> _Requirements_
Pick out every line that holds the string "heart" and copy it.

--- Start of Recorded information ---

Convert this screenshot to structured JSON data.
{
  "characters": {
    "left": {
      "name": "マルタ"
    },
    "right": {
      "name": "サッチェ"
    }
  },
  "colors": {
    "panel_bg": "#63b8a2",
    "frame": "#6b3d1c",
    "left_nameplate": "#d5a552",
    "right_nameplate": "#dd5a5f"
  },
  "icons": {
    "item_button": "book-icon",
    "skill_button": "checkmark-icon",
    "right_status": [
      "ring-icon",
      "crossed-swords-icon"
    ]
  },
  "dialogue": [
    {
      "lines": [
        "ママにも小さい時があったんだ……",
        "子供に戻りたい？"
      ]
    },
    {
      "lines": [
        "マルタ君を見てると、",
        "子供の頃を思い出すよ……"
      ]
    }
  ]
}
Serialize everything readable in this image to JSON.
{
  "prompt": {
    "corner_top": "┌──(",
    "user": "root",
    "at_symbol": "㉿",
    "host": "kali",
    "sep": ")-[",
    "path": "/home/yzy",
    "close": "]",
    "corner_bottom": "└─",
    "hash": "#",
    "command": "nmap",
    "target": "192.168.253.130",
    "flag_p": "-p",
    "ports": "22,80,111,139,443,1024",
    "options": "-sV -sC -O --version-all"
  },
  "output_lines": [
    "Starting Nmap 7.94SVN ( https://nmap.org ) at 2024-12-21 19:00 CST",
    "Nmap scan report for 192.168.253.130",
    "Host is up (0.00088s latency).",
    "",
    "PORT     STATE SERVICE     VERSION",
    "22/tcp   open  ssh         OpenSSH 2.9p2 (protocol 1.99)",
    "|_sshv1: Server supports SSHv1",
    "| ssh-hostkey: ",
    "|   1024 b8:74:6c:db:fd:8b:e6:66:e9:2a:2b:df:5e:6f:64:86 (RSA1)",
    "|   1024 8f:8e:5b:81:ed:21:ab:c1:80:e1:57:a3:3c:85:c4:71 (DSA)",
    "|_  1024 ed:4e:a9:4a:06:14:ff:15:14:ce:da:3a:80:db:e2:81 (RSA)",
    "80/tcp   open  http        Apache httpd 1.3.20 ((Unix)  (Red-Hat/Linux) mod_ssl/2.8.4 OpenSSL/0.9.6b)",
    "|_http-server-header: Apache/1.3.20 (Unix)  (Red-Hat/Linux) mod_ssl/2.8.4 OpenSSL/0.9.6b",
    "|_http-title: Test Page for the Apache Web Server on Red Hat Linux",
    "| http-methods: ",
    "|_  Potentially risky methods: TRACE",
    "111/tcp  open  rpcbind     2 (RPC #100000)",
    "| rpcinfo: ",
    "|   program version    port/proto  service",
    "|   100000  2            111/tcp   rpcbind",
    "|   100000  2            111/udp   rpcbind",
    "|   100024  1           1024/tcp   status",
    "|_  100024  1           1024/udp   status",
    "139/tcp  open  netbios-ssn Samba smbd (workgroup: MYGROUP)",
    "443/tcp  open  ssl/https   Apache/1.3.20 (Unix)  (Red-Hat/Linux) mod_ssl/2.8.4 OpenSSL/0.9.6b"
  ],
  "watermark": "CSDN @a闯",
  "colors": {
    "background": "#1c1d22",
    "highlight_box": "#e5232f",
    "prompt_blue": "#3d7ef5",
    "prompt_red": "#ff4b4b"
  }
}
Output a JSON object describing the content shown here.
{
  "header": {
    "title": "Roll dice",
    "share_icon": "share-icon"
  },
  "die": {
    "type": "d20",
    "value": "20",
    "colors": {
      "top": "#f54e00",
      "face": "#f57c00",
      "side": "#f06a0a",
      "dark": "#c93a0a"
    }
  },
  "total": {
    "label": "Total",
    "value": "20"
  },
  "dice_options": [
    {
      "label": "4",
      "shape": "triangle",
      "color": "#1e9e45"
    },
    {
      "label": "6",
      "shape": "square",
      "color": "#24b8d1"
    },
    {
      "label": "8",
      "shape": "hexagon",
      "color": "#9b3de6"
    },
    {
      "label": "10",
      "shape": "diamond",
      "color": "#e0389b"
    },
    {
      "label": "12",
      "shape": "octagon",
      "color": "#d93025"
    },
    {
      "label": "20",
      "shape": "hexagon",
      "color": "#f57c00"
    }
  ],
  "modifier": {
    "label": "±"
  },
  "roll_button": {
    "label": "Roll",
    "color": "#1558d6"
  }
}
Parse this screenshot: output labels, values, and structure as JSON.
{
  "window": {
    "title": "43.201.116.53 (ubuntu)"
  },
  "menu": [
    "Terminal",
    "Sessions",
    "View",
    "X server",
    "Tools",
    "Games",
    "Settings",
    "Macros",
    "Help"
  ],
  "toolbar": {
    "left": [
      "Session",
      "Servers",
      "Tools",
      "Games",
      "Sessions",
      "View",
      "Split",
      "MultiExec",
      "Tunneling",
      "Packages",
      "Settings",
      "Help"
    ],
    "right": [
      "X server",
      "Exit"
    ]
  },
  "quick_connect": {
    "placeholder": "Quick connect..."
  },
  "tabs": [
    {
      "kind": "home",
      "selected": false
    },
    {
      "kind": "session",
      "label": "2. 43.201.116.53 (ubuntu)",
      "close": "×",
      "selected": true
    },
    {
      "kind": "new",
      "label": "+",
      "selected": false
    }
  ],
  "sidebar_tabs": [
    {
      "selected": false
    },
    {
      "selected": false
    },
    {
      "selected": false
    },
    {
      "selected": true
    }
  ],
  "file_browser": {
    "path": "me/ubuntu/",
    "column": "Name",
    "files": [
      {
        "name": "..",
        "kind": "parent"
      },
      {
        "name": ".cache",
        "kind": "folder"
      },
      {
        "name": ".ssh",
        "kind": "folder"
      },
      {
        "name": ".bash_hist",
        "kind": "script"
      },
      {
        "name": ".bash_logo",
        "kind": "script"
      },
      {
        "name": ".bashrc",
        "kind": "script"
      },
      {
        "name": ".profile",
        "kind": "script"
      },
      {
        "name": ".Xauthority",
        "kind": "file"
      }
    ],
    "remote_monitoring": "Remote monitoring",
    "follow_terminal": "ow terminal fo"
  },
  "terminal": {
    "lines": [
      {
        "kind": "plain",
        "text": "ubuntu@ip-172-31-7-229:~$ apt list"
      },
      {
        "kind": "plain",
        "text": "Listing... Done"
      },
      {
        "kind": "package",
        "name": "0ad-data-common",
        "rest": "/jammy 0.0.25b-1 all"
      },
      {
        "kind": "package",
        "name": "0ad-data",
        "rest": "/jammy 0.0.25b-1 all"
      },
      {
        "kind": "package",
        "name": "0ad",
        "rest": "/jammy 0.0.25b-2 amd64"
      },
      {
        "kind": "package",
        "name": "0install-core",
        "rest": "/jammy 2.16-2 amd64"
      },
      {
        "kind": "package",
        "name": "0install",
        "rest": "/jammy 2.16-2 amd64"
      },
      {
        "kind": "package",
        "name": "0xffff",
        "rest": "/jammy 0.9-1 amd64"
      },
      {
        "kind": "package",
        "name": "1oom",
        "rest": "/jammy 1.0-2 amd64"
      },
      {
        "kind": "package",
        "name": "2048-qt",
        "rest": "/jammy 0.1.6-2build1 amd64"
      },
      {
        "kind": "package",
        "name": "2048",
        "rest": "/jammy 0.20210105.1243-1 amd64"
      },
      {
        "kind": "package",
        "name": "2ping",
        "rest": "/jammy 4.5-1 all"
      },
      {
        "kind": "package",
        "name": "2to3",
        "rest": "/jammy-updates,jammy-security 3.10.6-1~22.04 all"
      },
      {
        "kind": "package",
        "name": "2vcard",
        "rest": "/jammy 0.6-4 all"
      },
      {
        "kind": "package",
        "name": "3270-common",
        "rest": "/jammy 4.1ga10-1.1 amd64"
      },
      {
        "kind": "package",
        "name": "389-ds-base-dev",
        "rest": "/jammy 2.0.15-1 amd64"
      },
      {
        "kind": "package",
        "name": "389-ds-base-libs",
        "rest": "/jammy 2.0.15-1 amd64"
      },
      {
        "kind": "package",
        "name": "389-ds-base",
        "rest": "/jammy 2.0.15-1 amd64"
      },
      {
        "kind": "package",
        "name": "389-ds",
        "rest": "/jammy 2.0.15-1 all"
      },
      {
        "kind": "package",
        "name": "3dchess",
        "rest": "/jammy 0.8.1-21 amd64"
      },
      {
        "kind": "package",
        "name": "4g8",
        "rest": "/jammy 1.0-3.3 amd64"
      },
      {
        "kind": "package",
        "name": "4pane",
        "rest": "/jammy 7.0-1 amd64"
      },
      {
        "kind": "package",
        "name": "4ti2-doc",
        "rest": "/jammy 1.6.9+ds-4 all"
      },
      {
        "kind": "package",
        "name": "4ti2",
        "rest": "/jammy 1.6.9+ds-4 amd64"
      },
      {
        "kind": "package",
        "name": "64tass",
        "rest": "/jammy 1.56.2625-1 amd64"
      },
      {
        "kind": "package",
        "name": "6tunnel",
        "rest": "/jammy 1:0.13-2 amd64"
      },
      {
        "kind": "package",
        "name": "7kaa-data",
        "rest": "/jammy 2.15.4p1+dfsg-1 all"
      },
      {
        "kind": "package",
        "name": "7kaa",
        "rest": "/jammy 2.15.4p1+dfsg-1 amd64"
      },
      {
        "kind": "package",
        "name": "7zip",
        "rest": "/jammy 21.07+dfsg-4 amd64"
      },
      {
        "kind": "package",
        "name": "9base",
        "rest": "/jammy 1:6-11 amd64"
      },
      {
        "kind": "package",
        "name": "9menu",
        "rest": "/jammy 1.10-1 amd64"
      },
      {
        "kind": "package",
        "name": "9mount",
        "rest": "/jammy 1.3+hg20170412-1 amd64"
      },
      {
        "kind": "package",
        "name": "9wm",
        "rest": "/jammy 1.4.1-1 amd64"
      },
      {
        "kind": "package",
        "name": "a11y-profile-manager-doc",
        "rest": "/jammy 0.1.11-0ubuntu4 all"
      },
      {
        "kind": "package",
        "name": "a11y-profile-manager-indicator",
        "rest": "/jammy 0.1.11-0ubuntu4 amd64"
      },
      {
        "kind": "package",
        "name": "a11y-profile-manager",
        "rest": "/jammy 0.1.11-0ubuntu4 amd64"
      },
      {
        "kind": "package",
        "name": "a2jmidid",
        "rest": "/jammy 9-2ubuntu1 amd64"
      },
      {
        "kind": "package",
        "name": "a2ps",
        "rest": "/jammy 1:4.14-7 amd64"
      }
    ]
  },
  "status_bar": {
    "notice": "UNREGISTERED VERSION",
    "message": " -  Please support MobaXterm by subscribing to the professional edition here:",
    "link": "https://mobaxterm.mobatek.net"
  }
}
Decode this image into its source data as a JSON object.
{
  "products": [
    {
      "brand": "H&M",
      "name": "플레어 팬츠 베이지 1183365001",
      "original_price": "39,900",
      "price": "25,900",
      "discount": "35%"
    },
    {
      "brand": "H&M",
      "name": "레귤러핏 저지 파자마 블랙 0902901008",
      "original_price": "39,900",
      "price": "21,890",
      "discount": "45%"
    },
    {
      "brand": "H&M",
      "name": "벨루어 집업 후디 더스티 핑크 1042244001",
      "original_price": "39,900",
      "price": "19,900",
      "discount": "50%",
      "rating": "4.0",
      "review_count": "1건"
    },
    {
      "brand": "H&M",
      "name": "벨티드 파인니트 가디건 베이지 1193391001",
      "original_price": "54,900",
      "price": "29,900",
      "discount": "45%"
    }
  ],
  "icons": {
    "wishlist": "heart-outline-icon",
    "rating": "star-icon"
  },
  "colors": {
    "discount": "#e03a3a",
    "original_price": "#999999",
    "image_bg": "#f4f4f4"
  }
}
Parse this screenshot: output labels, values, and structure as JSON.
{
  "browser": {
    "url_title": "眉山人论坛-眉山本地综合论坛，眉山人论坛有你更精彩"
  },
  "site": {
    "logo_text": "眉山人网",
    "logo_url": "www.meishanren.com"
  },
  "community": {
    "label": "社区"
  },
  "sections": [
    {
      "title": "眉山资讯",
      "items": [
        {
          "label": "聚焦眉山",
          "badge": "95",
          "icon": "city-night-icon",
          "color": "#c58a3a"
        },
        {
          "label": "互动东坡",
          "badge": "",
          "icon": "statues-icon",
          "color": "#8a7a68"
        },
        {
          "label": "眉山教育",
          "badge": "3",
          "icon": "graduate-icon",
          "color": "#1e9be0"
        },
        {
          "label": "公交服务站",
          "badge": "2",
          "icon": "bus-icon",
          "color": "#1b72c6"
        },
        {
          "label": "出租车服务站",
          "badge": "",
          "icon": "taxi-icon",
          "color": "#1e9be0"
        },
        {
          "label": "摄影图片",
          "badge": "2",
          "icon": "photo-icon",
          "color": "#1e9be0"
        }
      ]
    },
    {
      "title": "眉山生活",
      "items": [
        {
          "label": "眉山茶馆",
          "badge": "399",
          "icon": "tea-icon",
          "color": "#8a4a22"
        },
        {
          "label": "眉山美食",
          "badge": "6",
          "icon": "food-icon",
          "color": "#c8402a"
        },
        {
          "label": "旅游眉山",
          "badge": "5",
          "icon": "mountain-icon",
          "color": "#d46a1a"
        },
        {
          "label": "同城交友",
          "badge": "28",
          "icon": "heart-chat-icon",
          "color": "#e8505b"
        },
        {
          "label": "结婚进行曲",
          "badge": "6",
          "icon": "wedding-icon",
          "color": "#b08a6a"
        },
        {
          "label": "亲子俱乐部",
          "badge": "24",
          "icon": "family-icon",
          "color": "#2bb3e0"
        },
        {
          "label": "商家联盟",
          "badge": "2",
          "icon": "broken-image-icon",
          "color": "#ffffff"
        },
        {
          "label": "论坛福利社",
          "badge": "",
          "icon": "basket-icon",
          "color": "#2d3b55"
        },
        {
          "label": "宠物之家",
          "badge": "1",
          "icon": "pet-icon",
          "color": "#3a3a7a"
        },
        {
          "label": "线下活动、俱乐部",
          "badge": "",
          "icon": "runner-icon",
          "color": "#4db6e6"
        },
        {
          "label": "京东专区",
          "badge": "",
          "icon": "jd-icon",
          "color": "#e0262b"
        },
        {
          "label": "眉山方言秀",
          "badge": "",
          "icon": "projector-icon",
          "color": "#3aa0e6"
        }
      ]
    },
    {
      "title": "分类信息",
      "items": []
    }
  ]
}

--- End of Recorded information ---

> _Correct output_
    "wishlist": "heart-outline-icon",
          "icon": "heart-chat-icon",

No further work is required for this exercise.